Records:
· · · · · · ·

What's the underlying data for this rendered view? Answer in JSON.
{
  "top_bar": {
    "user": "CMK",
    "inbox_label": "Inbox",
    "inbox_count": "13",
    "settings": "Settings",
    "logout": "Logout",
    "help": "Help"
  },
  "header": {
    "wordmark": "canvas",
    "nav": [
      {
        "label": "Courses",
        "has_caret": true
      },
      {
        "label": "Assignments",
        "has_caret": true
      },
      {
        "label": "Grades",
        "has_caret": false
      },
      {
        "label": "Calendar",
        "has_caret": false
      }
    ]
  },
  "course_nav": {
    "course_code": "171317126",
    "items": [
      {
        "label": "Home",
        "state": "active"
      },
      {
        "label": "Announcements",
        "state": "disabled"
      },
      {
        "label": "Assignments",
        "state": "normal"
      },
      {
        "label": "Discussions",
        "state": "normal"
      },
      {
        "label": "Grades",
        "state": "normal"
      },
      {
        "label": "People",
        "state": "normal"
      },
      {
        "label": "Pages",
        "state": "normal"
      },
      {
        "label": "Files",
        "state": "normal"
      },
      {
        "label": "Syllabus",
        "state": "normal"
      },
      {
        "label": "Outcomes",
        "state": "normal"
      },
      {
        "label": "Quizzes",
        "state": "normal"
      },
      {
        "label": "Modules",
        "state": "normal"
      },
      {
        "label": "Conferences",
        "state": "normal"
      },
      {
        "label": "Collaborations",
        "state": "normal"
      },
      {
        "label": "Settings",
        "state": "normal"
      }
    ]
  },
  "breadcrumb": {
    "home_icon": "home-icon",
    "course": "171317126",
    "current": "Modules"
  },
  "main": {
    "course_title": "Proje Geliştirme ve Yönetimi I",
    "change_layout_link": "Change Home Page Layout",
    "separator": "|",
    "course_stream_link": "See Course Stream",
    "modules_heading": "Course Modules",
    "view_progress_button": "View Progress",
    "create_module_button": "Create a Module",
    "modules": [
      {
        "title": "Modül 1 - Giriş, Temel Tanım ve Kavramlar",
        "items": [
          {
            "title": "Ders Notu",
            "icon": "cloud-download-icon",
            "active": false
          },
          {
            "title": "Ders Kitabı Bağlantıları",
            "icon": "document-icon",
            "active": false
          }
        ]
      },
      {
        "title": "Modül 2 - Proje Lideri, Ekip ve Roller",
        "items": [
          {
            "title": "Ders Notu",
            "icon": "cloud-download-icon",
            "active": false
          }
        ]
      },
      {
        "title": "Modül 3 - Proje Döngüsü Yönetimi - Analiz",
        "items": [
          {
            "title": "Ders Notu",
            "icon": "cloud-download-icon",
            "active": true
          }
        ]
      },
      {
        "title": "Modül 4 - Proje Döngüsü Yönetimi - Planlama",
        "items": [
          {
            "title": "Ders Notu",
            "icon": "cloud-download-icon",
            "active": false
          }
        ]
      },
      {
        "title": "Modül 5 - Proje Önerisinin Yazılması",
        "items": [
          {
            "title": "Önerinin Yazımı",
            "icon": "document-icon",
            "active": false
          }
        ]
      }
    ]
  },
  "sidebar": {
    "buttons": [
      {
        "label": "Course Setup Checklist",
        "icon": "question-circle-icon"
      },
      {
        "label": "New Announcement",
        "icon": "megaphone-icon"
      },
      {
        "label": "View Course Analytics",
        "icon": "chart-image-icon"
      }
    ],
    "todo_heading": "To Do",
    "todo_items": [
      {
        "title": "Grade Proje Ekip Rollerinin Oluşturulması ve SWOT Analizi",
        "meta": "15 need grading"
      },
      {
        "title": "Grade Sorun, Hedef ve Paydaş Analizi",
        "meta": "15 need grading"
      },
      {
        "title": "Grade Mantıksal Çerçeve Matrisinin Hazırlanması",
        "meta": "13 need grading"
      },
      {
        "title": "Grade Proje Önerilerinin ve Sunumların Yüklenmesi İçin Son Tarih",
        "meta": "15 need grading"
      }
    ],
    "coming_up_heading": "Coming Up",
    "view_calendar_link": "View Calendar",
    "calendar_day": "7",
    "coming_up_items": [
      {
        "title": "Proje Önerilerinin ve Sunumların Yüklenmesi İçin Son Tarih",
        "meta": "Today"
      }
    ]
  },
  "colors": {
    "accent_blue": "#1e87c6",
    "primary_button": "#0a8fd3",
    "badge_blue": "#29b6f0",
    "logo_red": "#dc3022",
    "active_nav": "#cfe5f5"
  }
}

· · · · · · ·

__WORK TO DO__. Scan the lines above for "Tarih", then copy every one that has it.

__RESULT OF THE TASK__.
        "title": "Grade Proje Önerilerinin ve Sunumların Yüklenmesi İçin Son Tarih",
        "title": "Proje Önerilerinin ve Sunumların Yüklenmesi İçin Son Tarih",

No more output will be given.